El 8 de marzo de 2018 fue aprobada la barrera arancelaria al acero en Estados Unidos.

El Presidente Donald Trump, argumentando que las importaciones de acero y aluminio a los Estados Unidos socavan su seguridad nacional pues afectan la supervivencia de los fabricantes estadounidenses, firmó ayer el Decreto que establece aranceles del 25% al Acero y 10 % al Aluminio.

Por ahora excluye de estos aranceles a México y Canadá, pues está negociando el TLCAN (Tratado de Libre Comercio de América del Norte). Los aranceles se aplicarán hasta dentro de quince días.

El gobierno asegura que los aranceles protegerán a la industria estadounidense, pero los críticos creen que subirán los costos del sector e incumplirán la promesa de campaña deTrump de impulsar la creación de empleo a nivel local.

Países como China, Japón y Corea del Sur estudian medidas retaliativas que originarán muchas dificultades al Comercio Mundial, pues podrían hacerlas contra productos distintos al Acero y al Aluminio.

Los sindicatos y los demócratas liberales han asumido la postura inusual de aplaudir la posición de Trump, mientras que los republicanos y diversos grupos empresariales advierten de terribles consecuencias económicas y políticas que esto traerá.

“Los precios más altos para los consumidores podrían llevar a un menor crecimiento económico en Estados Unidos y reducir el empleo en las fábricas”, advirtió Moody’s Investors Service en un informe.
####
● INSTRUCCIONES DE TRABAJO
Por favor, responde estas preguntas sobre la noticia de los aranceles al acero:
1. ¿Qué arancel se fijó al aluminio?
2. ¿Qué países quedan por ahora excluidos de los aranceles?
3. ¿Qué entidad advirtió en un informe que los precios más altos podrían reducir el empleo en las fábricas?

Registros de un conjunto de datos
####
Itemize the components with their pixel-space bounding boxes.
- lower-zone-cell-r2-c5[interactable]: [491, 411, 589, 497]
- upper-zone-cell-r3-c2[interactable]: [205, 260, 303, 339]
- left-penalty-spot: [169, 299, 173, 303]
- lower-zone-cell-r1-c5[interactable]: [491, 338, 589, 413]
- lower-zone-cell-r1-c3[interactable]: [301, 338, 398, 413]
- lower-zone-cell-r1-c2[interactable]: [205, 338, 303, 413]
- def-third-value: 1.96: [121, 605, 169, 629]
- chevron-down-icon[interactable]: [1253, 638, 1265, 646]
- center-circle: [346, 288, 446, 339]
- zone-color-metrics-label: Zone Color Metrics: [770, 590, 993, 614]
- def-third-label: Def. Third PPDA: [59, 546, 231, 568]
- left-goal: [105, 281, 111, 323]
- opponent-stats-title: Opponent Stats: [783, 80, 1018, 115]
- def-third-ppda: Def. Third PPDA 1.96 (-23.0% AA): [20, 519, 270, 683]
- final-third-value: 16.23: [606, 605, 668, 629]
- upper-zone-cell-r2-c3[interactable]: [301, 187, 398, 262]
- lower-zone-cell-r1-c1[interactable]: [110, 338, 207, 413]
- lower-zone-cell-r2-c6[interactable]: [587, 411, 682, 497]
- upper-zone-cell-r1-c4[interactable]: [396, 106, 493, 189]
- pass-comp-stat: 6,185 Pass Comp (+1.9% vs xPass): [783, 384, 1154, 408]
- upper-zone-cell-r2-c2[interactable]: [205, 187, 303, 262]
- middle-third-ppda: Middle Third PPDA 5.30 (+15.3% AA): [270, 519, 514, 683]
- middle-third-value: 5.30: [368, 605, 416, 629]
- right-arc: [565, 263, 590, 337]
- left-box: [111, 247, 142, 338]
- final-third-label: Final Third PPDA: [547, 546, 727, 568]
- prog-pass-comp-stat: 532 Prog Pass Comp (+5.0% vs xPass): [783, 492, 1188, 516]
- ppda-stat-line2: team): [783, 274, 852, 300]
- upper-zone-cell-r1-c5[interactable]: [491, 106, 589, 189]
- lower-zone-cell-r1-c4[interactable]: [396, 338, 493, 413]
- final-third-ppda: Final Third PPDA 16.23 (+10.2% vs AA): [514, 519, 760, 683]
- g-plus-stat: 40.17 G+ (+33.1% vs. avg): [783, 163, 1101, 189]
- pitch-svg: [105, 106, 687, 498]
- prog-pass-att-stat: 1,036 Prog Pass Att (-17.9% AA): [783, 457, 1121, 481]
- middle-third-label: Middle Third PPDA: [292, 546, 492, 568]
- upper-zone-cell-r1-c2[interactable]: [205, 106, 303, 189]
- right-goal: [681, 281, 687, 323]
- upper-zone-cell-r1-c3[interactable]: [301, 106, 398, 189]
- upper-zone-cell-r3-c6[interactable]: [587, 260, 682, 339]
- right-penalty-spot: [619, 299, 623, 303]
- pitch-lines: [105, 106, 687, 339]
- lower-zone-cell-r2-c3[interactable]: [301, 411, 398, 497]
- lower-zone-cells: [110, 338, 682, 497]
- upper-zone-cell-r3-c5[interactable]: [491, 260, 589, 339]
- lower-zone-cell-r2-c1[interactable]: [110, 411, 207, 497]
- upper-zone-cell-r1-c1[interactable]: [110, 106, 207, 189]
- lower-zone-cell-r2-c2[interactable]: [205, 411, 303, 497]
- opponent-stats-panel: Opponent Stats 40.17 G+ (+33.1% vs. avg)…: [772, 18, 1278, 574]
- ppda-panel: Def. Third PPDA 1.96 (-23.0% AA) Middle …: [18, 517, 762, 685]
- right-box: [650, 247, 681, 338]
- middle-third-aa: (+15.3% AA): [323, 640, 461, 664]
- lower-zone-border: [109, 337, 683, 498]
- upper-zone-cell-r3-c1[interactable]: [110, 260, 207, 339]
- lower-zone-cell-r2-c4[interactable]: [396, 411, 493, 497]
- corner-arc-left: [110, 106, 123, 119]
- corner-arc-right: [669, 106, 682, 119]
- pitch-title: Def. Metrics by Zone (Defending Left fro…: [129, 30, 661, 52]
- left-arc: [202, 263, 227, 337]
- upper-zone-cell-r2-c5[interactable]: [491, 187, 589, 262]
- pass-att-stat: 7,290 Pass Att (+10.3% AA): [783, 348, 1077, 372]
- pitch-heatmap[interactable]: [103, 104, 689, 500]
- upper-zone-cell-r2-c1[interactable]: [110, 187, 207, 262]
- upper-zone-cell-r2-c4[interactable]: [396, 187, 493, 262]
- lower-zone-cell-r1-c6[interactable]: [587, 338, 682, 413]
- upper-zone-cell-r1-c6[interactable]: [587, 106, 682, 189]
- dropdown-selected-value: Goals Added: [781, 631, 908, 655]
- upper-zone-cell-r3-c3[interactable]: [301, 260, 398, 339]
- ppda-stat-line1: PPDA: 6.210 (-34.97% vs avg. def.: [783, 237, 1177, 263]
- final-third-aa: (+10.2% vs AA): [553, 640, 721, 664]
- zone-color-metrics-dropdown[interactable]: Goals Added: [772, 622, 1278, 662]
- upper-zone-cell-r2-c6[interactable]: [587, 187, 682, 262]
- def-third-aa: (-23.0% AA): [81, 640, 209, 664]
####
● SOLUCIÓN DEL PROBLEMA
1. Un arancel del 10 %.
2. México y Canadá.
3. Moody’s Investors Service.